**Task brief**
Output each entry verbatim and exclude every picture from it.

Source records:
.....

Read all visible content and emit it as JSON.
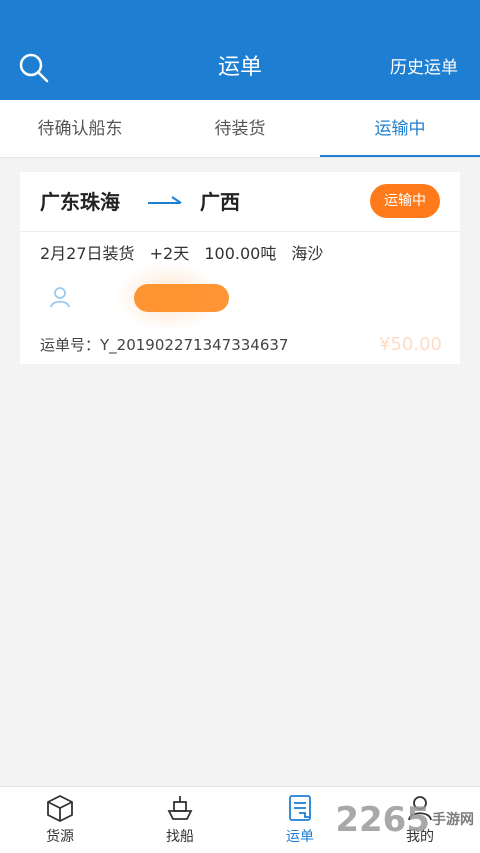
{
  "header": {
    "title": "运单",
    "history_label": "历史运单",
    "search_icon": "search-icon"
  },
  "tabs": [
    {
      "label": "待确认船东",
      "active": false
    },
    {
      "label": "待装货",
      "active": false
    },
    {
      "label": "运输中",
      "active": true
    }
  ],
  "card": {
    "from": "广东珠海",
    "to": "广西",
    "status": "运输中",
    "load_date": "2月27日装货",
    "duration": "+2天",
    "weight": "100.00吨",
    "cargo": "海沙",
    "order_label": "运单号：",
    "order_number": "Y_20190227134733463​7",
    "price": "¥50.00"
  },
  "bottom_nav": [
    {
      "label": "货源",
      "icon": "box-icon",
      "active": false
    },
    {
      "label": "找船",
      "icon": "ship-icon",
      "active": false
    },
    {
      "label": "运单",
      "icon": "waybill-icon",
      "active": true
    },
    {
      "label": "我的",
      "icon": "profile-icon",
      "active": false
    }
  ],
  "watermark": {
    "text": "2265",
    "sub": "手游网"
  },
  "colors": {
    "primary": "#1e7fd2",
    "accent": "#ff7a1a"
  }
}
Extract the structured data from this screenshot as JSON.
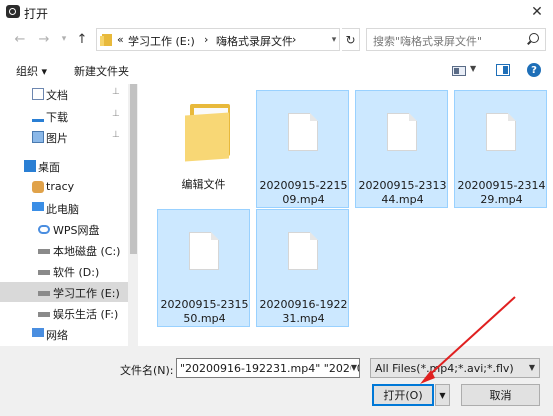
{
  "window": {
    "title": "打开",
    "close_glyph": "✕"
  },
  "nav_buttons": {
    "back": "←",
    "forward": "→",
    "up": "↑"
  },
  "address": {
    "breadcrumbs": [
      "«",
      "学习工作 (E:)",
      "›",
      "嗨格式录屏文件",
      "›"
    ]
  },
  "search": {
    "placeholder": "搜索\"嗨格式录屏文件\""
  },
  "toolbar": {
    "organize_label": "组织 ▾",
    "new_folder_label": "新建文件夹"
  },
  "sidebar": {
    "items": [
      {
        "label": "文档",
        "pinned": true,
        "icon": "documents-icon"
      },
      {
        "label": "下载",
        "pinned": true,
        "icon": "download-icon"
      },
      {
        "label": "图片",
        "pinned": true,
        "icon": "pictures-icon"
      },
      {
        "label": "桌面",
        "pinned": false,
        "icon": "desktop-icon"
      },
      {
        "label": "tracy",
        "pinned": false,
        "icon": "user-icon"
      },
      {
        "label": "此电脑",
        "pinned": false,
        "icon": "computer-icon"
      },
      {
        "label": "WPS网盘",
        "pinned": false,
        "icon": "cloud-icon"
      },
      {
        "label": "本地磁盘 (C:)",
        "pinned": false,
        "icon": "drive-icon"
      },
      {
        "label": "软件 (D:)",
        "pinned": false,
        "icon": "drive-icon"
      },
      {
        "label": "学习工作 (E:)",
        "pinned": false,
        "icon": "drive-icon",
        "selected": true
      },
      {
        "label": "娱乐生活 (F:)",
        "pinned": false,
        "icon": "drive-icon"
      },
      {
        "label": "网络",
        "pinned": false,
        "icon": "network-icon"
      }
    ],
    "pin_glyph": "📌"
  },
  "files": [
    {
      "name": "编辑文件",
      "type": "folder",
      "selected": false
    },
    {
      "name": "20200915-221509.mp4",
      "type": "file",
      "selected": true
    },
    {
      "name": "20200915-231344.mp4",
      "type": "file",
      "selected": true
    },
    {
      "name": "20200915-231429.mp4",
      "type": "file",
      "selected": true
    },
    {
      "name": "20200915-231550.mp4",
      "type": "file",
      "selected": true
    },
    {
      "name": "20200916-192231.mp4",
      "type": "file",
      "selected": true
    }
  ],
  "footer": {
    "filename_label": "文件名(N):",
    "filename_value": "\"20200916-192231.mp4\" \"20200",
    "filetype_value": "All Files(*.mp4;*.avi;*.flv)",
    "open_label": "打开(O)",
    "cancel_label": "取消"
  },
  "colors": {
    "selection_bg": "#cce8ff",
    "selection_border": "#99d1ff",
    "annotation_arrow": "#e02020"
  }
}
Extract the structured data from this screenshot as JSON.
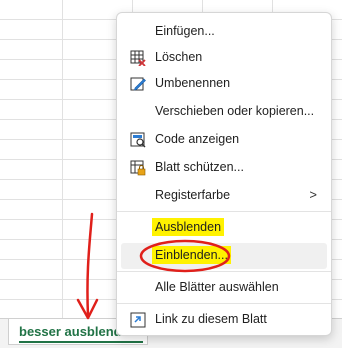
{
  "sheet_tab": {
    "name": "besser ausblenden"
  },
  "add_sheet": {
    "label": "+"
  },
  "context_menu": {
    "items": [
      {
        "label": "Einfügen..."
      },
      {
        "label": "Löschen"
      },
      {
        "label": "Umbenennen"
      },
      {
        "label": "Verschieben oder kopieren..."
      },
      {
        "label": "Code anzeigen"
      },
      {
        "label": "Blatt schützen..."
      },
      {
        "label": "Registerfarbe"
      },
      {
        "label": "Ausblenden"
      },
      {
        "label": "Einblenden..."
      },
      {
        "label": "Alle Blätter auswählen"
      },
      {
        "label": "Link zu diesem Blatt"
      }
    ],
    "submenu_arrow": ">"
  },
  "colors": {
    "highlight": "#fff200",
    "annotation_red": "#e0201b",
    "tab_text": "#217346"
  },
  "icons": [
    "table-icon",
    "delete-table-icon",
    "rename-icon",
    "code-icon",
    "protect-sheet-icon",
    "link-icon"
  ]
}
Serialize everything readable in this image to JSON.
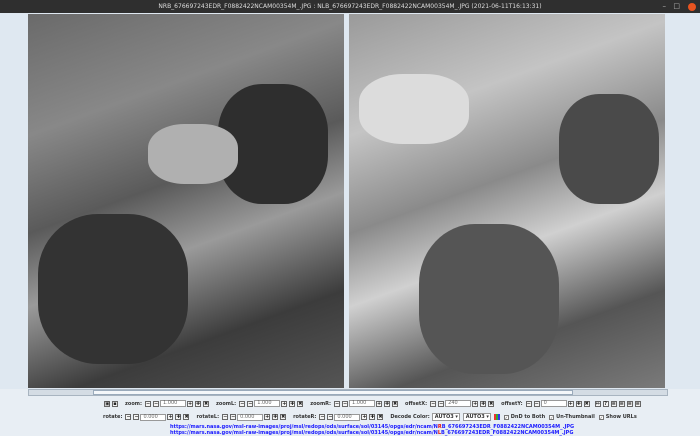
{
  "window": {
    "title": "NRB_676697243EDR_F0882422NCAM00354M_.JPG : NLB_676697243EDR_F0882422NCAM00354M_.JPG (2021-06-11T16:13:31)"
  },
  "toolbar": {
    "zoom": {
      "label": "zoom:",
      "value": "1.000"
    },
    "zoomL": {
      "label": "zoomL:",
      "value": "1.000"
    },
    "zoomR": {
      "label": "zoomR:",
      "value": "1.000"
    },
    "offsetX": {
      "label": "offsetX:",
      "value": "240"
    },
    "offsetY": {
      "label": "offsetY:",
      "value": "0"
    },
    "rotate": {
      "label": "rotate:",
      "value": "0.000"
    },
    "rotateL": {
      "label": "rotateL:",
      "value": "0.000"
    },
    "rotateR": {
      "label": "rotateR:",
      "value": "0.000"
    },
    "decode_label": "Decode Color:",
    "decodeL": "AUTO3",
    "decodeR": "AUTO3",
    "dnd_label": "DnD to Both",
    "unthumb_label": "Un-Thumbnail",
    "showurls_label": "Show URLs"
  },
  "urls": [
    {
      "pre": "https://mars.nasa.gov/msl-raw-images/proj/msl/redops/ods/surface/sol/03145/opgs/edr/ncam/N",
      "mark": "R",
      "post": "B_676697243EDR_F0882422NCAM00354M_.JPG"
    },
    {
      "pre": "https://mars.nasa.gov/msl-raw-images/proj/msl/redops/ods/surface/sol/03145/opgs/edr/ncam/N",
      "mark": "L",
      "post": "B_676697243EDR_F0882422NCAM00354M_.JPG"
    }
  ]
}
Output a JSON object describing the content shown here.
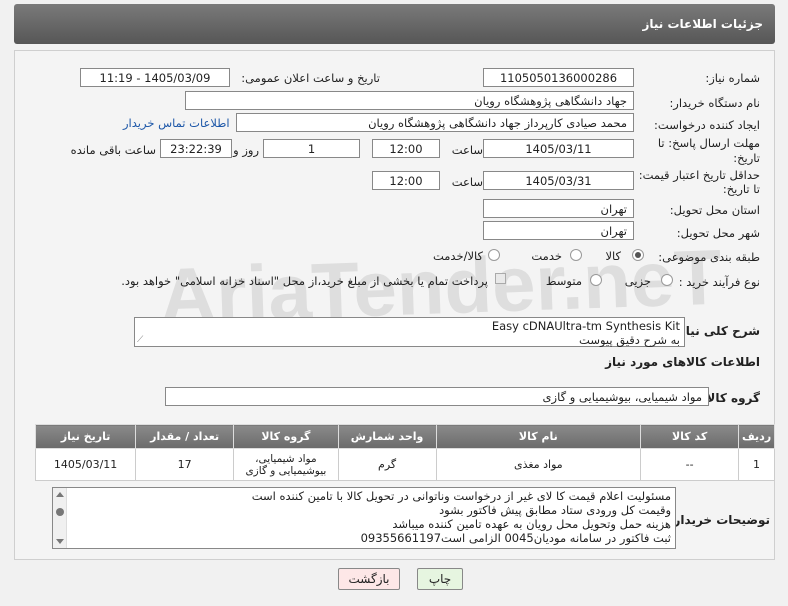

.....

**Solution to this exercise**
Read all visible content and emit it as JSON.
{
  "header": {
    "title": "运单",
    "history_label": "历史运单",
    "search_icon": "search-icon"
  },
  "tabs": [
    {
      "label": "待确认船东",
      "active": false
    },
    {
      "label": "待装货",
      "active": false
    },
    {
      "label": "运输中",
      "active": true
    }
  ],
  "card": {
    "from": "广东珠海",
    "to": "广西",
    "status": "运输中",
    "load_date": "2月27日装货",
    "duration": "+2天",
    "weight": "100.00吨",
    "cargo": "海沙",
    "order_label": "运单号：",
    "order_number": "Y_20190227134733463​7",
    "price": "¥50.00"
  },
  "bottom_nav": [
    {
      "label": "货源",
      "icon": "box-icon",
      "active": false
    },
    {
      "label": "找船",
      "icon": "ship-icon",
      "active": false
    },
    {
      "label": "运单",
      "icon": "waybill-icon",
      "active": true
    },
    {
      "label": "我的",
      "icon": "profile-icon",
      "active": false
    }
  ],
  "watermark": {
    "text": "2265",
    "sub": "手游网"
  },
  "colors": {
    "primary": "#1e7fd2",
    "accent": "#ff7a1a"
  }
}
Extract the structured data from this screenshot as JSON.
{
  "window": {
    "title": "打开",
    "close_glyph": "✕"
  },
  "nav_buttons": {
    "back": "←",
    "forward": "→",
    "up": "↑"
  },
  "address": {
    "breadcrumbs": [
      "«",
      "学习工作 (E:)",
      "›",
      "嗨格式录屏文件",
      "›"
    ]
  },
  "search": {
    "placeholder": "搜索\"嗨格式录屏文件\""
  },
  "toolbar": {
    "organize_label": "组织 ▾",
    "new_folder_label": "新建文件夹"
  },
  "sidebar": {
    "items": [
      {
        "label": "文档",
        "pinned": true,
        "icon": "documents-icon"
      },
      {
        "label": "下载",
        "pinned": true,
        "icon": "download-icon"
      },
      {
        "label": "图片",
        "pinned": true,
        "icon": "pictures-icon"
      },
      {
        "label": "桌面",
        "pinned": false,
        "icon": "desktop-icon"
      },
      {
        "label": "tracy",
        "pinned": false,
        "icon": "user-icon"
      },
      {
        "label": "此电脑",
        "pinned": false,
        "icon": "computer-icon"
      },
      {
        "label": "WPS网盘",
        "pinned": false,
        "icon": "cloud-icon"
      },
      {
        "label": "本地磁盘 (C:)",
        "pinned": false,
        "icon": "drive-icon"
      },
      {
        "label": "软件 (D:)",
        "pinned": false,
        "icon": "drive-icon"
      },
      {
        "label": "学习工作 (E:)",
        "pinned": false,
        "icon": "drive-icon",
        "selected": true
      },
      {
        "label": "娱乐生活 (F:)",
        "pinned": false,
        "icon": "drive-icon"
      },
      {
        "label": "网络",
        "pinned": false,
        "icon": "network-icon"
      }
    ],
    "pin_glyph": "📌"
  },
  "files": [
    {
      "name": "编辑文件",
      "type": "folder",
      "selected": false
    },
    {
      "name": "20200915-221509.mp4",
      "type": "file",
      "selected": true
    },
    {
      "name": "20200915-231344.mp4",
      "type": "file",
      "selected": true
    },
    {
      "name": "20200915-231429.mp4",
      "type": "file",
      "selected": true
    },
    {
      "name": "20200915-231550.mp4",
      "type": "file",
      "selected": true
    },
    {
      "name": "20200916-192231.mp4",
      "type": "file",
      "selected": true
    }
  ],
  "footer": {
    "filename_label": "文件名(N):",
    "filename_value": "\"20200916-192231.mp4\" \"20200",
    "filetype_value": "All Files(*.mp4;*.avi;*.flv)",
    "open_label": "打开(O)",
    "cancel_label": "取消"
  },
  "colors": {
    "selection_bg": "#cce8ff",
    "selection_border": "#99d1ff",
    "annotation_arrow": "#e02020"
  }
}
Extract the structured data from this screenshot as JSON.
{
  "sheet_tab": {
    "name": "besser ausblenden"
  },
  "add_sheet": {
    "label": "+"
  },
  "context_menu": {
    "items": [
      {
        "label": "Einfügen..."
      },
      {
        "label": "Löschen"
      },
      {
        "label": "Umbenennen"
      },
      {
        "label": "Verschieben oder kopieren..."
      },
      {
        "label": "Code anzeigen"
      },
      {
        "label": "Blatt schützen..."
      },
      {
        "label": "Registerfarbe"
      },
      {
        "label": "Ausblenden"
      },
      {
        "label": "Einblenden..."
      },
      {
        "label": "Alle Blätter auswählen"
      },
      {
        "label": "Link zu diesem Blatt"
      }
    ],
    "submenu_arrow": ">"
  },
  "colors": {
    "highlight": "#fff200",
    "annotation_red": "#e0201b",
    "tab_text": "#217346"
  },
  "icons": [
    "table-icon",
    "delete-table-icon",
    "rename-icon",
    "code-icon",
    "protect-sheet-icon",
    "link-icon"
  ]
}
Serialize everything readable in this image to JSON.
{
  "window": {
    "title": "NRB_676697243EDR_F0882422NCAM00354M_.JPG : NLB_676697243EDR_F0882422NCAM00354M_.JPG (2021-06-11T16:13:31)"
  },
  "toolbar": {
    "zoom": {
      "label": "zoom:",
      "value": "1.000"
    },
    "zoomL": {
      "label": "zoomL:",
      "value": "1.000"
    },
    "zoomR": {
      "label": "zoomR:",
      "value": "1.000"
    },
    "offsetX": {
      "label": "offsetX:",
      "value": "240"
    },
    "offsetY": {
      "label": "offsetY:",
      "value": "0"
    },
    "rotate": {
      "label": "rotate:",
      "value": "0.000"
    },
    "rotateL": {
      "label": "rotateL:",
      "value": "0.000"
    },
    "rotateR": {
      "label": "rotateR:",
      "value": "0.000"
    },
    "decode_label": "Decode Color:",
    "decodeL": "AUTO3",
    "decodeR": "AUTO3",
    "dnd_label": "DnD to Both",
    "unthumb_label": "Un-Thumbnail",
    "showurls_label": "Show URLs"
  },
  "urls": [
    {
      "pre": "https://mars.nasa.gov/msl-raw-images/proj/msl/redops/ods/surface/sol/03145/opgs/edr/ncam/N",
      "mark": "R",
      "post": "B_676697243EDR_F0882422NCAM00354M_.JPG"
    },
    {
      "pre": "https://mars.nasa.gov/msl-raw-images/proj/msl/redops/ods/surface/sol/03145/opgs/edr/ncam/N",
      "mark": "L",
      "post": "B_676697243EDR_F0882422NCAM00354M_.JPG"
    }
  ]
}
Output a JSON object describing the content shown here.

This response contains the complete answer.